* _Problem details_
Among the entries below, find the lines with "centos" and copy them.

* _Task material_
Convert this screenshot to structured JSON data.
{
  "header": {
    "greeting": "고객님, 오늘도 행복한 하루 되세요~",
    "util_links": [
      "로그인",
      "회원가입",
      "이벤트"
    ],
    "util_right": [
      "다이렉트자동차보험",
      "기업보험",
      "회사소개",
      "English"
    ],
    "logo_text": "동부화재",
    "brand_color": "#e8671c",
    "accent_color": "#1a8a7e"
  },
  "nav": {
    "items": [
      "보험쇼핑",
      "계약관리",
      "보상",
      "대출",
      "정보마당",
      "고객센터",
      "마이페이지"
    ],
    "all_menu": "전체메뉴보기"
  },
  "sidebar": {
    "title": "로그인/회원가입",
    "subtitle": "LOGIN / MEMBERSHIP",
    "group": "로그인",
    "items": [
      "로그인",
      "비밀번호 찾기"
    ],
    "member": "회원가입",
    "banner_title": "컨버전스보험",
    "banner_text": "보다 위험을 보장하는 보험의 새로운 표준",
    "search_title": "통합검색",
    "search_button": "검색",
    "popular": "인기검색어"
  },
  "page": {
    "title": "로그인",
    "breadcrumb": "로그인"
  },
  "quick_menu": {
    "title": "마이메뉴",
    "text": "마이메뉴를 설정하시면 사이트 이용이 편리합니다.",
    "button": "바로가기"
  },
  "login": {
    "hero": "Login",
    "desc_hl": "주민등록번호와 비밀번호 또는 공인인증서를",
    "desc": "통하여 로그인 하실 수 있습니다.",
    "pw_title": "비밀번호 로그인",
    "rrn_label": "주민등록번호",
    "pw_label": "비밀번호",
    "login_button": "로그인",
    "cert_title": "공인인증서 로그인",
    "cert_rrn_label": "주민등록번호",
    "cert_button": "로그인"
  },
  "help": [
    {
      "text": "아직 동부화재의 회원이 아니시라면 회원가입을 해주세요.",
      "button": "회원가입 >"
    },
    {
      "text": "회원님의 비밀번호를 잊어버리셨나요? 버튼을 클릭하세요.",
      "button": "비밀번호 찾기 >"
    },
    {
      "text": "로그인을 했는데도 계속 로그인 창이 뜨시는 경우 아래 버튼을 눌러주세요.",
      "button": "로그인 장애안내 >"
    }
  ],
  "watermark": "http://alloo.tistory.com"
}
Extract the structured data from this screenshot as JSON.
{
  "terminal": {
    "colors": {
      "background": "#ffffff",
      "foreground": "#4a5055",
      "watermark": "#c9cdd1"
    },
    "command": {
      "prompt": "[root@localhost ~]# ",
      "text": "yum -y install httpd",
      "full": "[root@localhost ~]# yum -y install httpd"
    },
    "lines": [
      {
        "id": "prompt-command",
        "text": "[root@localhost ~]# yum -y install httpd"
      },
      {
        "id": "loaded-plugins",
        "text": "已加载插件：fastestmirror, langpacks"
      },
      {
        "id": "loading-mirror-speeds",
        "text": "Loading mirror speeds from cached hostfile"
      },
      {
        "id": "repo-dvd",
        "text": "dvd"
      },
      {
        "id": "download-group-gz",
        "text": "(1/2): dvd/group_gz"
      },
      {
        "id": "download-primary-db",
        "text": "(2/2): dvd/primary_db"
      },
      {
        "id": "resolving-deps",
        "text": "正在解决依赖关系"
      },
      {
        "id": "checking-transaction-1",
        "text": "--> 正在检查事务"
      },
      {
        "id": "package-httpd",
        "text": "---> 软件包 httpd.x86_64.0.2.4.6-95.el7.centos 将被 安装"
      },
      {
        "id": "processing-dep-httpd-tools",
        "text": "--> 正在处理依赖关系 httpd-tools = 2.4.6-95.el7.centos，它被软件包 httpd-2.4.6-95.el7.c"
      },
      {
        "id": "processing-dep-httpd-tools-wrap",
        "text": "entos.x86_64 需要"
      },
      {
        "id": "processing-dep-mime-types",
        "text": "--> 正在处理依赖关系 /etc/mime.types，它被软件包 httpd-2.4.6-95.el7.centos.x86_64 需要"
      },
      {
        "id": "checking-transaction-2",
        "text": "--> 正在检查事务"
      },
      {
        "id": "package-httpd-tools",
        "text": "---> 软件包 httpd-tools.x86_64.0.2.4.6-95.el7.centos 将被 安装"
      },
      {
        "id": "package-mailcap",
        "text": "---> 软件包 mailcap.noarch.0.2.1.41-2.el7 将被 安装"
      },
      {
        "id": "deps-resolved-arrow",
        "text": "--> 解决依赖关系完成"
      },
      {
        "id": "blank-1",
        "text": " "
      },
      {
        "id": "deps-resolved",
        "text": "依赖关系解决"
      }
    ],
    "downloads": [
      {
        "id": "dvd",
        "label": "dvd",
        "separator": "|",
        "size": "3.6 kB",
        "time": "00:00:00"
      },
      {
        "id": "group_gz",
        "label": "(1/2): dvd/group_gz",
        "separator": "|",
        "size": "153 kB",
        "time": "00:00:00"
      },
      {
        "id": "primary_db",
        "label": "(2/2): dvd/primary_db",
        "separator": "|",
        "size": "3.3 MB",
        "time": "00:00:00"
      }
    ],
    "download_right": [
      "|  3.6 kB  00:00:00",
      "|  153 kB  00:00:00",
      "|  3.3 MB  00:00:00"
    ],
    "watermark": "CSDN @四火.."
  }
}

* _Correct output_
        "text": "---> 软件包 httpd.x86_64.0.2.4.6-95.el7.centos 将被 安装"
        "text": "--> 正在处理依赖关系 httpd-tools = 2.4.6-95.el7.centos，它被软件包 httpd-2.4.6-95.el7.c"
        "text": "--> 正在处理依赖关系 /etc/mime.types，它被软件包 httpd-2.4.6-95.el7.centos.x86_64 需要"
        "text": "---> 软件包 httpd-tools.x86_64.0.2.4.6-95.el7.centos 将被 安装"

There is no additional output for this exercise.